### Exercise requirements:
Without the images, output each record below as it stands.

(Source data)
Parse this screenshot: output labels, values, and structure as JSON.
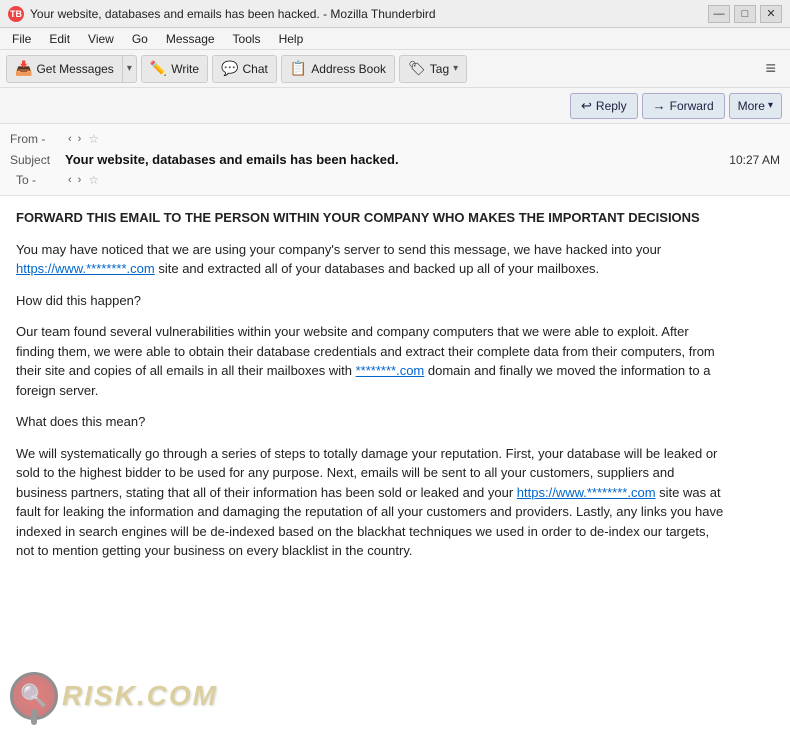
{
  "titlebar": {
    "title": "Your website, databases and emails has been hacked. - Mozilla Thunderbird",
    "icon": "TB",
    "minimize": "—",
    "maximize": "□",
    "close": "✕"
  },
  "menubar": {
    "items": [
      "File",
      "Edit",
      "View",
      "Go",
      "Message",
      "Tools",
      "Help"
    ]
  },
  "toolbar": {
    "get_messages": "Get Messages",
    "write": "Write",
    "chat": "Chat",
    "address_book": "Address Book",
    "tag": "Tag",
    "menu_icon": "≡"
  },
  "reply_toolbar": {
    "reply": "Reply",
    "forward": "Forward",
    "more": "More"
  },
  "email_header": {
    "from_label": "From  -",
    "from_value": "<>",
    "to_label": "To  -",
    "to_value": "<>",
    "subject_label": "Subject",
    "subject_text": "Your website, databases and emails has been hacked.",
    "time": "10:27 AM"
  },
  "email_body": {
    "paragraph1": "FORWARD THIS EMAIL TO THE PERSON WITHIN YOUR COMPANY WHO MAKES THE IMPORTANT DECISIONS",
    "paragraph2_pre": "You may have noticed that we are using your company's server to send this message, we have hacked into your ",
    "paragraph2_link1": "https://www.********.com",
    "paragraph2_post": " site and extracted all of your databases and backed up all of your mailboxes.",
    "paragraph3": "How did this happen?",
    "paragraph4": "Our team found several vulnerabilities within your website and company computers that we were able to exploit. After finding them, we were able to obtain their database credentials and extract their complete data from their computers, from their site and copies of all emails in all their mailboxes with ",
    "paragraph4_link": "********.com",
    "paragraph4_post": " domain and finally we moved the information to a foreign server.",
    "paragraph5": "What does this mean?",
    "paragraph6_pre": "We will systematically go through a series of steps to totally damage your reputation. First, your database will be leaked or sold to the highest bidder to be used for any purpose. Next, emails will be sent to all your customers, suppliers and business partners, stating that all of their information has been sold or leaked and your ",
    "paragraph6_link": "https://www.********.com",
    "paragraph6_post": " site was at fault for leaking the information and damaging the reputation of all your customers and providers. Lastly, any links you have indexed in search engines will be de-indexed based on the blackhat techniques we used in order to de-index our targets, not to mention getting your business on every blacklist in the country."
  },
  "watermark": {
    "text": "RISK.COM",
    "icon_symbol": "🔍"
  }
}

### Output of the task:
Parse this screenshot: output labels, values, and structure as JSON.
{
  "titlebar": {
    "title": "Your website, databases and emails has been hacked. - Mozilla Thunderbird",
    "icon": "TB",
    "minimize": "—",
    "maximize": "□",
    "close": "✕"
  },
  "menubar": {
    "items": [
      "File",
      "Edit",
      "View",
      "Go",
      "Message",
      "Tools",
      "Help"
    ]
  },
  "toolbar": {
    "get_messages": "Get Messages",
    "write": "Write",
    "chat": "Chat",
    "address_book": "Address Book",
    "tag": "Tag",
    "menu_icon": "≡"
  },
  "reply_toolbar": {
    "reply": "Reply",
    "forward": "Forward",
    "more": "More"
  },
  "email_header": {
    "from_label": "From  -",
    "from_value": "<>",
    "to_label": "To  -",
    "to_value": "<>",
    "subject_label": "Subject",
    "subject_text": "Your website, databases and emails has been hacked.",
    "time": "10:27 AM"
  },
  "email_body": {
    "paragraph1": "FORWARD THIS EMAIL TO THE PERSON WITHIN YOUR COMPANY WHO MAKES THE IMPORTANT DECISIONS",
    "paragraph2_pre": "You may have noticed that we are using your company's server to send this message, we have hacked into your ",
    "paragraph2_link1": "https://www.********.com",
    "paragraph2_post": " site and extracted all of your databases and backed up all of your mailboxes.",
    "paragraph3": "How did this happen?",
    "paragraph4": "Our team found several vulnerabilities within your website and company computers that we were able to exploit. After finding them, we were able to obtain their database credentials and extract their complete data from their computers, from their site and copies of all emails in all their mailboxes with ",
    "paragraph4_link": "********.com",
    "paragraph4_post": " domain and finally we moved the information to a foreign server.",
    "paragraph5": "What does this mean?",
    "paragraph6_pre": "We will systematically go through a series of steps to totally damage your reputation. First, your database will be leaked or sold to the highest bidder to be used for any purpose. Next, emails will be sent to all your customers, suppliers and business partners, stating that all of their information has been sold or leaked and your ",
    "paragraph6_link": "https://www.********.com",
    "paragraph6_post": " site was at fault for leaking the information and damaging the reputation of all your customers and providers. Lastly, any links you have indexed in search engines will be de-indexed based on the blackhat techniques we used in order to de-index our targets, not to mention getting your business on every blacklist in the country."
  },
  "watermark": {
    "text": "RISK.COM",
    "icon_symbol": "🔍"
  }
}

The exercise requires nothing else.